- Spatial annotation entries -
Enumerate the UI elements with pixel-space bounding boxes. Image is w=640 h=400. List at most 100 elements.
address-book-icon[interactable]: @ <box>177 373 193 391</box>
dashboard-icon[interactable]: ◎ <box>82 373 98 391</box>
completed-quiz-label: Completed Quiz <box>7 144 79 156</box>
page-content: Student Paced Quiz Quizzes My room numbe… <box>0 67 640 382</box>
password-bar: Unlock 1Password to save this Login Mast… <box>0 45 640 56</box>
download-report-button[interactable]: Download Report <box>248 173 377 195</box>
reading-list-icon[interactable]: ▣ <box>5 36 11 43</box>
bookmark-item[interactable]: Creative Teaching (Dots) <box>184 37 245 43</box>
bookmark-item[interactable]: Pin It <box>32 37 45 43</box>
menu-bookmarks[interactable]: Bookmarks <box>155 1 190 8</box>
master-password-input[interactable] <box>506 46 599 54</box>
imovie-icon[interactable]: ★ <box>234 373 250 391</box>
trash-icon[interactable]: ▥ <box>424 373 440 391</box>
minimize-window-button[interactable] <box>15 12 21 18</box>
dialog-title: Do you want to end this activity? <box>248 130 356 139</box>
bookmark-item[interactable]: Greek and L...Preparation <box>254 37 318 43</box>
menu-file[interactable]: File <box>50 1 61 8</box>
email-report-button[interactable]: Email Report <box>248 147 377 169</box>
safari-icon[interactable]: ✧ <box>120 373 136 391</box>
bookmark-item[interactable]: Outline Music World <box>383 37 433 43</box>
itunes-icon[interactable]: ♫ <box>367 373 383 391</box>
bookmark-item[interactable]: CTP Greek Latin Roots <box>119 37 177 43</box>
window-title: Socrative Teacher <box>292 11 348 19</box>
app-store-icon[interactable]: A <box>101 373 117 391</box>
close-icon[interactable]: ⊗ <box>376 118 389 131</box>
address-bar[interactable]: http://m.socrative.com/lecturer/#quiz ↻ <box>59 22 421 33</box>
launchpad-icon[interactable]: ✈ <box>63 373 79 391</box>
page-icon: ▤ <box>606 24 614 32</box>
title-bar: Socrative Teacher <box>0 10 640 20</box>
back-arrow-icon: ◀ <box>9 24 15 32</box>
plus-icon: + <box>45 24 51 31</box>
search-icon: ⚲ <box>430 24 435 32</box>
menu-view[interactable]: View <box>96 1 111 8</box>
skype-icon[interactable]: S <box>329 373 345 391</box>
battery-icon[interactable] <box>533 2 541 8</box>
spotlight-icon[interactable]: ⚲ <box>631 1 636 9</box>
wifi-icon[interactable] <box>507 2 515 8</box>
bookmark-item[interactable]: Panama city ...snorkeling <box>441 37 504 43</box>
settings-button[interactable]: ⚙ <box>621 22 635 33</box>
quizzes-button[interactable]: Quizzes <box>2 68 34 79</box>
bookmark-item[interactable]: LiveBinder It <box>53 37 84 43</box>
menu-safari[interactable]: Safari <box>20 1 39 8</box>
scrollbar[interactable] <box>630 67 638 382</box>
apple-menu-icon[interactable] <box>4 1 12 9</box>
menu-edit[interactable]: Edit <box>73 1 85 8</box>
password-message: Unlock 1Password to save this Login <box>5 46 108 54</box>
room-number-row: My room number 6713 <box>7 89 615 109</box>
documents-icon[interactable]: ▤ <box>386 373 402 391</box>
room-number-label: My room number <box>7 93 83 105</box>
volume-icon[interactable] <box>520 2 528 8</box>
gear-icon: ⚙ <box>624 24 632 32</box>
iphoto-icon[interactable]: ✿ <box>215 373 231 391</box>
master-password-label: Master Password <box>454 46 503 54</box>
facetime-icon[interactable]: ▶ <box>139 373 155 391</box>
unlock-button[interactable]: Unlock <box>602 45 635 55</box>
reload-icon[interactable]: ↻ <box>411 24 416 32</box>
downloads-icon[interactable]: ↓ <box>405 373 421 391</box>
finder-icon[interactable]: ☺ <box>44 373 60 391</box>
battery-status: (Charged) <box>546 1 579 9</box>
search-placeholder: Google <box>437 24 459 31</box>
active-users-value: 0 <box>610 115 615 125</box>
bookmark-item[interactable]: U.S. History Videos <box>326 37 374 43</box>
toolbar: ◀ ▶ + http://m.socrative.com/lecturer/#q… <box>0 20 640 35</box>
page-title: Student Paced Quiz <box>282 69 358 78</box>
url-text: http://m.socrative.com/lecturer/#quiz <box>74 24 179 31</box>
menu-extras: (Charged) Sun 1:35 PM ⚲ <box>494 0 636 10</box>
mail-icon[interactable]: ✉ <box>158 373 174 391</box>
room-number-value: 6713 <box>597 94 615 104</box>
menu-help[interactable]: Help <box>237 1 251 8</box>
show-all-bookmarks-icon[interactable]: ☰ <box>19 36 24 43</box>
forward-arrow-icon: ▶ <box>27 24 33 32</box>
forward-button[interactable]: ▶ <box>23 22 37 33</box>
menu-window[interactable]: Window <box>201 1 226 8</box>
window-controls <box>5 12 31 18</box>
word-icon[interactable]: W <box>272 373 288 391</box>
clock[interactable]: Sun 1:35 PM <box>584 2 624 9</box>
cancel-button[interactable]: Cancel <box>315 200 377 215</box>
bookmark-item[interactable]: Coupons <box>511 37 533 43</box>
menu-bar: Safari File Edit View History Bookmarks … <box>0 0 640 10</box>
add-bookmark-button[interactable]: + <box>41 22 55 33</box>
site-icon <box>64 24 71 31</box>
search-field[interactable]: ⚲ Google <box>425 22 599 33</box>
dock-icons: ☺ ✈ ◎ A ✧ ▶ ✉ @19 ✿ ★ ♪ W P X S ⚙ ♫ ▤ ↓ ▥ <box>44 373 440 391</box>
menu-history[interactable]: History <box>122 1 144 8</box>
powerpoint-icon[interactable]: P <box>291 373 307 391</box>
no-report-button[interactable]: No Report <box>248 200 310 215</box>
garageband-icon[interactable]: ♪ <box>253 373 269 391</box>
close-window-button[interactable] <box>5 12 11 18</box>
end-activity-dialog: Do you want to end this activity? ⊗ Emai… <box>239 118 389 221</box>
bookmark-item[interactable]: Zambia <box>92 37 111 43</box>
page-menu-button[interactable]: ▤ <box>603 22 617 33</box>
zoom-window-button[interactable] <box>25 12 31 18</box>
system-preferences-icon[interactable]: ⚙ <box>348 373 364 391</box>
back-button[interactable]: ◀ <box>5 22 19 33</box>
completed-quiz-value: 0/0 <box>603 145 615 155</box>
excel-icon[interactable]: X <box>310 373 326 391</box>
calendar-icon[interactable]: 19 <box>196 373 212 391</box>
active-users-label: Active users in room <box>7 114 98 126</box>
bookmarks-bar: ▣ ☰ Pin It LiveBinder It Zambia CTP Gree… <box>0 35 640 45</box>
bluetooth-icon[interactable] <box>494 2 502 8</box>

- What is required -
Copy out every line of the entries above without changing anything.

- Correct answer -
Enumerate the UI elements with pixel-space bounding boxes. Image is w=640 h=400. List at most 100 elements.
address-book-icon[interactable]: @ <box>177 373 193 391</box>
dashboard-icon[interactable]: ◎ <box>82 373 98 391</box>
completed-quiz-label: Completed Quiz <box>7 144 79 156</box>
page-content: Student Paced Quiz Quizzes My room numbe… <box>0 67 640 382</box>
password-bar: Unlock 1Password to save this Login Mast… <box>0 45 640 56</box>
download-report-button[interactable]: Download Report <box>248 173 377 195</box>
reading-list-icon[interactable]: ▣ <box>5 36 11 43</box>
bookmark-item[interactable]: Creative Teaching (Dots) <box>184 37 245 43</box>
bookmark-item[interactable]: Pin It <box>32 37 45 43</box>
menu-bookmarks[interactable]: Bookmarks <box>155 1 190 8</box>
master-password-input[interactable] <box>506 46 599 54</box>
imovie-icon[interactable]: ★ <box>234 373 250 391</box>
trash-icon[interactable]: ▥ <box>424 373 440 391</box>
minimize-window-button[interactable] <box>15 12 21 18</box>
dialog-title: Do you want to end this activity? <box>248 130 356 139</box>
bookmark-item[interactable]: Greek and L...Preparation <box>254 37 318 43</box>
menu-file[interactable]: File <box>50 1 61 8</box>
email-report-button[interactable]: Email Report <box>248 147 377 169</box>
safari-icon[interactable]: ✧ <box>120 373 136 391</box>
bookmark-item[interactable]: Outline Music World <box>383 37 433 43</box>
itunes-icon[interactable]: ♫ <box>367 373 383 391</box>
bookmark-item[interactable]: CTP Greek Latin Roots <box>119 37 177 43</box>
window-title: Socrative Teacher <box>292 11 348 19</box>
app-store-icon[interactable]: A <box>101 373 117 391</box>
close-icon[interactable]: ⊗ <box>376 118 389 131</box>
address-bar[interactable]: http://m.socrative.com/lecturer/#quiz ↻ <box>59 22 421 33</box>
launchpad-icon[interactable]: ✈ <box>63 373 79 391</box>
page-icon: ▤ <box>606 24 614 32</box>
title-bar: Socrative Teacher <box>0 10 640 20</box>
back-arrow-icon: ◀ <box>9 24 15 32</box>
plus-icon: + <box>45 24 51 31</box>
search-icon: ⚲ <box>430 24 435 32</box>
menu-view[interactable]: View <box>96 1 111 8</box>
skype-icon[interactable]: S <box>329 373 345 391</box>
battery-icon[interactable] <box>533 2 541 8</box>
spotlight-icon[interactable]: ⚲ <box>631 1 636 9</box>
wifi-icon[interactable] <box>507 2 515 8</box>
bookmark-item[interactable]: Panama city ...snorkeling <box>441 37 504 43</box>
settings-button[interactable]: ⚙ <box>621 22 635 33</box>
quizzes-button[interactable]: Quizzes <box>2 68 34 79</box>
bookmark-item[interactable]: LiveBinder It <box>53 37 84 43</box>
menu-safari[interactable]: Safari <box>20 1 39 8</box>
scrollbar[interactable] <box>630 67 638 382</box>
apple-menu-icon[interactable] <box>4 1 12 9</box>
menu-edit[interactable]: Edit <box>73 1 85 8</box>
password-message: Unlock 1Password to save this Login <box>5 46 108 54</box>
room-number-row: My room number 6713 <box>7 89 615 109</box>
documents-icon[interactable]: ▤ <box>386 373 402 391</box>
room-number-label: My room number <box>7 93 83 105</box>
volume-icon[interactable] <box>520 2 528 8</box>
gear-icon: ⚙ <box>624 24 632 32</box>
iphoto-icon[interactable]: ✿ <box>215 373 231 391</box>
master-password-label: Master Password <box>454 46 503 54</box>
facetime-icon[interactable]: ▶ <box>139 373 155 391</box>
unlock-button[interactable]: Unlock <box>602 45 635 55</box>
reload-icon[interactable]: ↻ <box>411 24 416 32</box>
downloads-icon[interactable]: ↓ <box>405 373 421 391</box>
finder-icon[interactable]: ☺ <box>44 373 60 391</box>
battery-status: (Charged) <box>546 1 579 9</box>
search-placeholder: Google <box>437 24 459 31</box>
active-users-value: 0 <box>610 115 615 125</box>
bookmark-item[interactable]: U.S. History Videos <box>326 37 374 43</box>
toolbar: ◀ ▶ + http://m.socrative.com/lecturer/#q… <box>0 20 640 35</box>
page-title: Student Paced Quiz <box>282 69 358 78</box>
url-text: http://m.socrative.com/lecturer/#quiz <box>74 24 179 31</box>
menu-extras: (Charged) Sun 1:35 PM ⚲ <box>494 0 636 10</box>
mail-icon[interactable]: ✉ <box>158 373 174 391</box>
room-number-value: 6713 <box>597 94 615 104</box>
menu-help[interactable]: Help <box>237 1 251 8</box>
show-all-bookmarks-icon[interactable]: ☰ <box>19 36 24 43</box>
forward-arrow-icon: ▶ <box>27 24 33 32</box>
forward-button[interactable]: ▶ <box>23 22 37 33</box>
menu-window[interactable]: Window <box>201 1 226 8</box>
window-controls <box>5 12 31 18</box>
word-icon[interactable]: W <box>272 373 288 391</box>
clock[interactable]: Sun 1:35 PM <box>584 2 624 9</box>
cancel-button[interactable]: Cancel <box>315 200 377 215</box>
bookmark-item[interactable]: Coupons <box>511 37 533 43</box>
menu-bar: Safari File Edit View History Bookmarks … <box>0 0 640 10</box>
add-bookmark-button[interactable]: + <box>41 22 55 33</box>
site-icon <box>64 24 71 31</box>
search-field[interactable]: ⚲ Google <box>425 22 599 33</box>
dock-icons: ☺ ✈ ◎ A ✧ ▶ ✉ @19 ✿ ★ ♪ W P X S ⚙ ♫ ▤ ↓ ▥ <box>44 373 440 391</box>
menu-history[interactable]: History <box>122 1 144 8</box>
powerpoint-icon[interactable]: P <box>291 373 307 391</box>
no-report-button[interactable]: No Report <box>248 200 310 215</box>
garageband-icon[interactable]: ♪ <box>253 373 269 391</box>
close-window-button[interactable] <box>5 12 11 18</box>
end-activity-dialog: Do you want to end this activity? ⊗ Emai… <box>239 118 389 221</box>
bookmark-item[interactable]: Zambia <box>92 37 111 43</box>
page-menu-button[interactable]: ▤ <box>603 22 617 33</box>
zoom-window-button[interactable] <box>25 12 31 18</box>
system-preferences-icon[interactable]: ⚙ <box>348 373 364 391</box>
back-button[interactable]: ◀ <box>5 22 19 33</box>
completed-quiz-value: 0/0 <box>603 145 615 155</box>
excel-icon[interactable]: X <box>310 373 326 391</box>
calendar-icon[interactable]: 19 <box>196 373 212 391</box>
active-users-label: Active users in room <box>7 114 98 126</box>
bookmarks-bar: ▣ ☰ Pin It LiveBinder It Zambia CTP Gree… <box>0 35 640 45</box>
bluetooth-icon[interactable] <box>494 2 502 8</box>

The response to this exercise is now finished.